* Given instruction *
In the data, extract each line that holds the string "KMLファイル".

──────── Data records

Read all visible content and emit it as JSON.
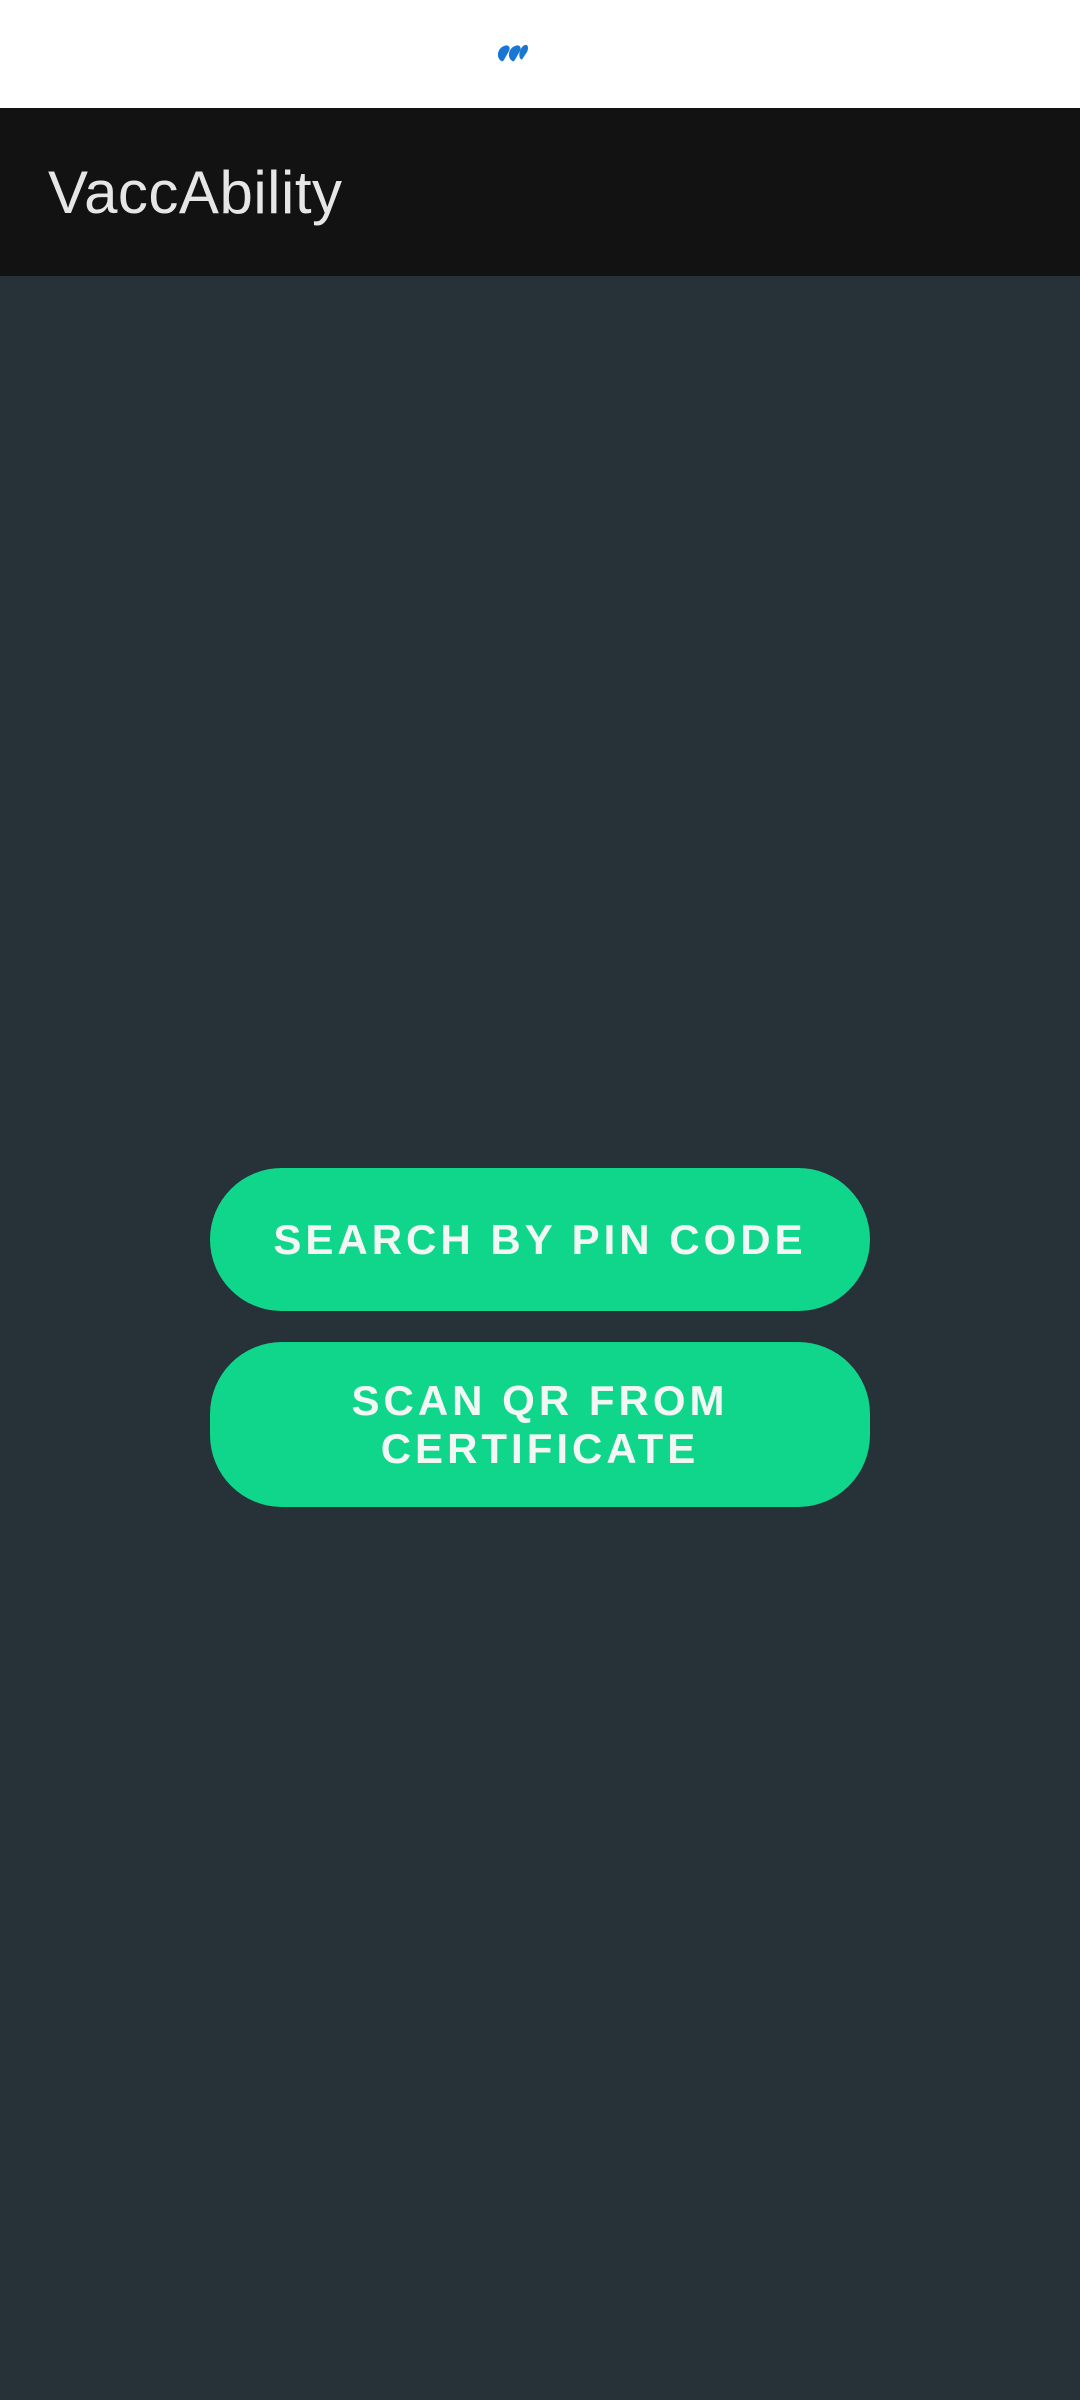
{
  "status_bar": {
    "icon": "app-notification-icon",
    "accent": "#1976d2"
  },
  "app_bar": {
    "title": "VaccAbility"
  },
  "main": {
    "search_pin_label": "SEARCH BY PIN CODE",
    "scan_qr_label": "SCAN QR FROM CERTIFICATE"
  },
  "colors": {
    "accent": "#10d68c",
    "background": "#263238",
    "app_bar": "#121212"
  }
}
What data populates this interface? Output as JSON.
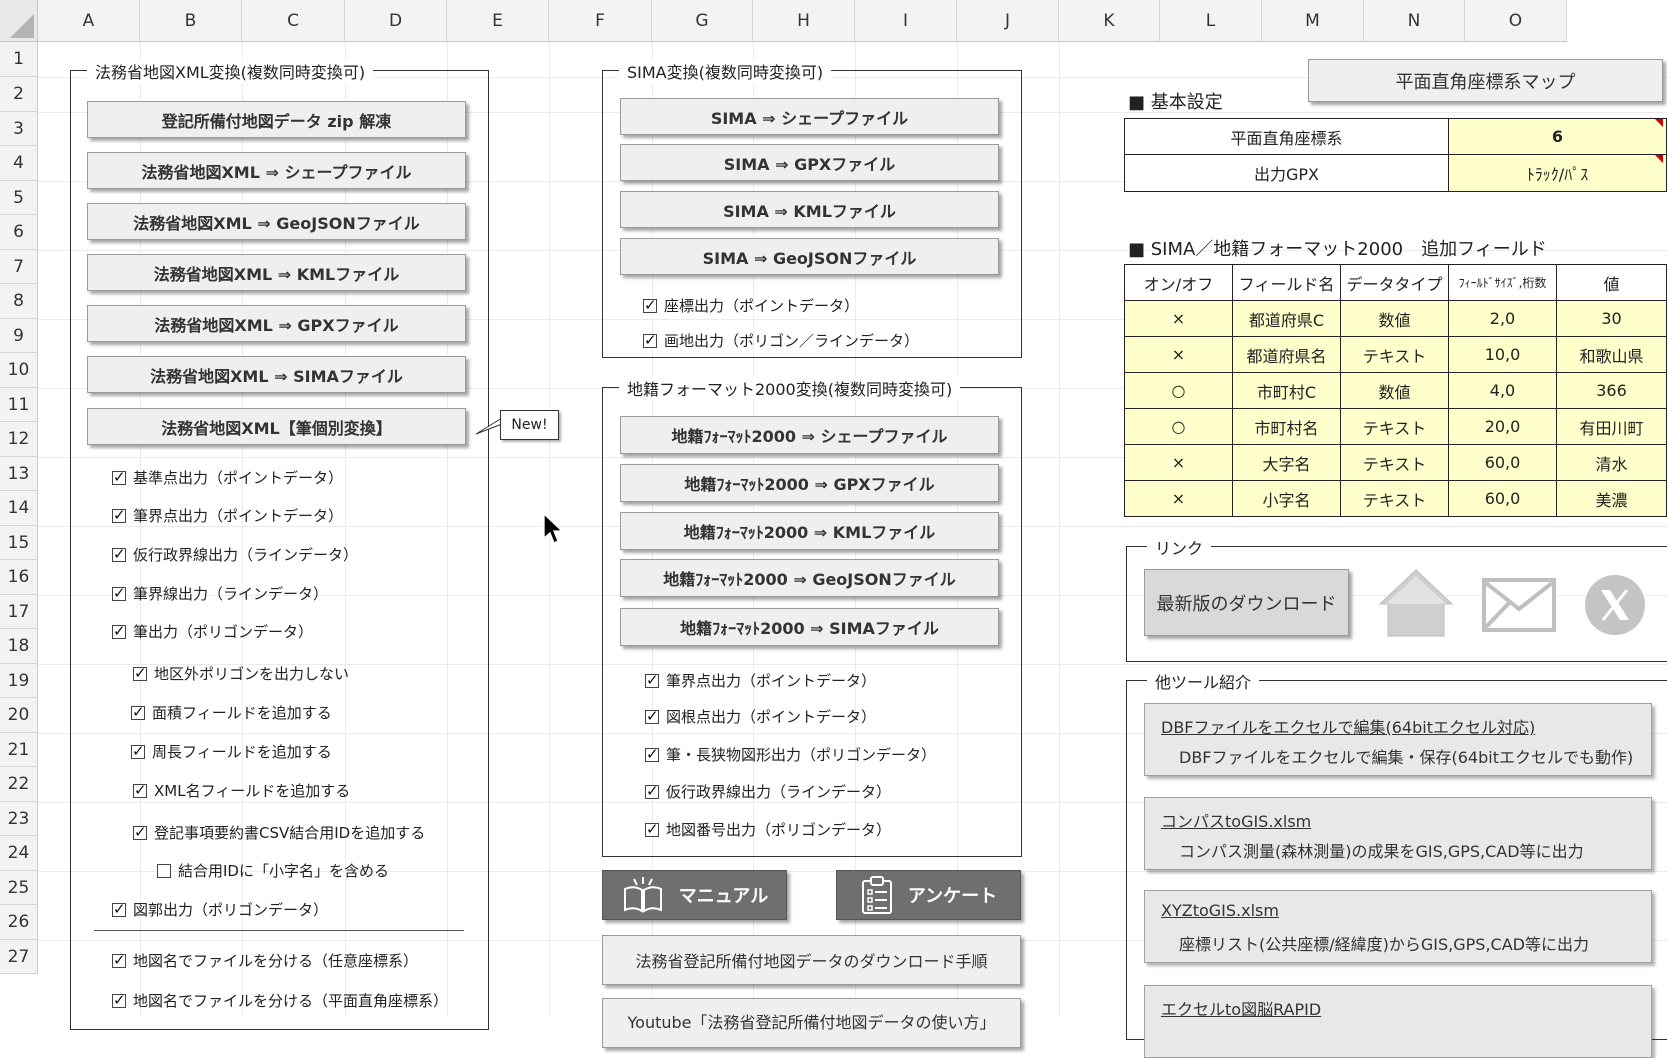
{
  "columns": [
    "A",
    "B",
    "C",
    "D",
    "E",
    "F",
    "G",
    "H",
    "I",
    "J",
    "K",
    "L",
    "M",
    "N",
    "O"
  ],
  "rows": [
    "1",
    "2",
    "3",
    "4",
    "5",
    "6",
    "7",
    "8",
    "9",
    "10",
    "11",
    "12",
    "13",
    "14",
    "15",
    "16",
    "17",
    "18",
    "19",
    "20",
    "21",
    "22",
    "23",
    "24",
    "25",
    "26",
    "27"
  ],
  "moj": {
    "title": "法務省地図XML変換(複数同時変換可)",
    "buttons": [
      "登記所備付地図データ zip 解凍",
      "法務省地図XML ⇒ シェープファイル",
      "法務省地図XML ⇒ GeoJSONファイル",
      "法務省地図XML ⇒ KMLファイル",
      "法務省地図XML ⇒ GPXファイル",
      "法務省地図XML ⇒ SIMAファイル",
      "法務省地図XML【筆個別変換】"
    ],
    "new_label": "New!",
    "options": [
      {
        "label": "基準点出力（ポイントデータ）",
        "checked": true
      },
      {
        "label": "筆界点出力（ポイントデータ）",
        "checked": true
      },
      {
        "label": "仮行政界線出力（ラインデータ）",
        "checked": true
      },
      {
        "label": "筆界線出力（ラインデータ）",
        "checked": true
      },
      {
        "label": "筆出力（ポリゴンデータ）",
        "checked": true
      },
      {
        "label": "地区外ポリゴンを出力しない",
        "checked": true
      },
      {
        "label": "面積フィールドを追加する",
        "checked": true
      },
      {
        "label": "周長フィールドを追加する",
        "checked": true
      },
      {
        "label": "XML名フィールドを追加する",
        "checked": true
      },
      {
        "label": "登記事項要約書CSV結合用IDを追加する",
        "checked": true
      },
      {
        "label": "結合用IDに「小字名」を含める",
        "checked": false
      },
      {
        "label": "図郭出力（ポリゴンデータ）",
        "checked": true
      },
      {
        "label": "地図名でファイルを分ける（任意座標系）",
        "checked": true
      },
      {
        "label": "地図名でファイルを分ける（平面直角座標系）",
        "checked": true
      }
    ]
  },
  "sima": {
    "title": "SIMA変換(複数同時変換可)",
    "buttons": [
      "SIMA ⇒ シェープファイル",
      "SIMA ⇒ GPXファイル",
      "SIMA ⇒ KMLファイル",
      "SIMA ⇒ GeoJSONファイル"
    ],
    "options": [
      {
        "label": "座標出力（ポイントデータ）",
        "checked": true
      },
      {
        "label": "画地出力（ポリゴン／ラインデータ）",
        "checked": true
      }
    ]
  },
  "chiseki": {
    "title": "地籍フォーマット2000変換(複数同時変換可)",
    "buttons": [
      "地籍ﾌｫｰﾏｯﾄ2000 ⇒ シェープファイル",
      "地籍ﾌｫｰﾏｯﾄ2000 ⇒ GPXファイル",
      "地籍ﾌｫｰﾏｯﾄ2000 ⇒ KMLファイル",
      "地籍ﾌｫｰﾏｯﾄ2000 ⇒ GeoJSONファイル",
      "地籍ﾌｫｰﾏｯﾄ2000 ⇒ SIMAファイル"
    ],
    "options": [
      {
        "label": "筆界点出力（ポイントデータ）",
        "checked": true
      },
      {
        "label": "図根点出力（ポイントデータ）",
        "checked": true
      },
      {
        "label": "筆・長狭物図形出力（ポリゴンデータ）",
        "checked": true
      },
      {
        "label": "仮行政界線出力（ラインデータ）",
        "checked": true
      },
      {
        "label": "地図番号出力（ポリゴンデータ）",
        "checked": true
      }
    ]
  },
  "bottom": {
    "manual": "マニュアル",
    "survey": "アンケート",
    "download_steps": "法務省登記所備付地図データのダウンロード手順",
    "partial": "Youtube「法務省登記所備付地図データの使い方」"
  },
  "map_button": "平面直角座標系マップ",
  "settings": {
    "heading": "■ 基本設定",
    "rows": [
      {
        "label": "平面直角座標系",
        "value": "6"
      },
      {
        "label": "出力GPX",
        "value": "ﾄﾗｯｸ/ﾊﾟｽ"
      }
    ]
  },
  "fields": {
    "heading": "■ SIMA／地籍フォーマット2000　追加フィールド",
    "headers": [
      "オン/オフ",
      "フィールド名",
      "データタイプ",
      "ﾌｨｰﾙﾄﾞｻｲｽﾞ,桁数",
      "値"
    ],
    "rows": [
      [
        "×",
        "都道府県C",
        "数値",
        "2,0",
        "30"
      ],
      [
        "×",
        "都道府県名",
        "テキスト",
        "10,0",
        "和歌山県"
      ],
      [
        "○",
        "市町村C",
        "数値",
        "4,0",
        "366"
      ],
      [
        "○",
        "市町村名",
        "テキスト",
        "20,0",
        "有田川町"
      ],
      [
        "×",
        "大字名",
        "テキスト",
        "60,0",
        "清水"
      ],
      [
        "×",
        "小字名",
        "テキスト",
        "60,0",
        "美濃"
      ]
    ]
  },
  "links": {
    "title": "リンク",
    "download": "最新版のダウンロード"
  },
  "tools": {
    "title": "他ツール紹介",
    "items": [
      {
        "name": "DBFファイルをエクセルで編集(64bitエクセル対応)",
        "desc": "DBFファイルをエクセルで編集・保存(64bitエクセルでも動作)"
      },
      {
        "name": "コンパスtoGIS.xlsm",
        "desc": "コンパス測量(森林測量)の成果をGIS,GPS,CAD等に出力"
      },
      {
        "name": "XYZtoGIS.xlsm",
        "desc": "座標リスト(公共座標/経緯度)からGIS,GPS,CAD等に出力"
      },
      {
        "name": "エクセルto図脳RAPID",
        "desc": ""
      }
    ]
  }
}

────────────────

* Complete response *
      "法務省地図XML ⇒ KMLファイル",
      "SIMA ⇒ KMLファイル",
      "地籍ﾌｫｰﾏｯﾄ2000 ⇒ KMLファイル",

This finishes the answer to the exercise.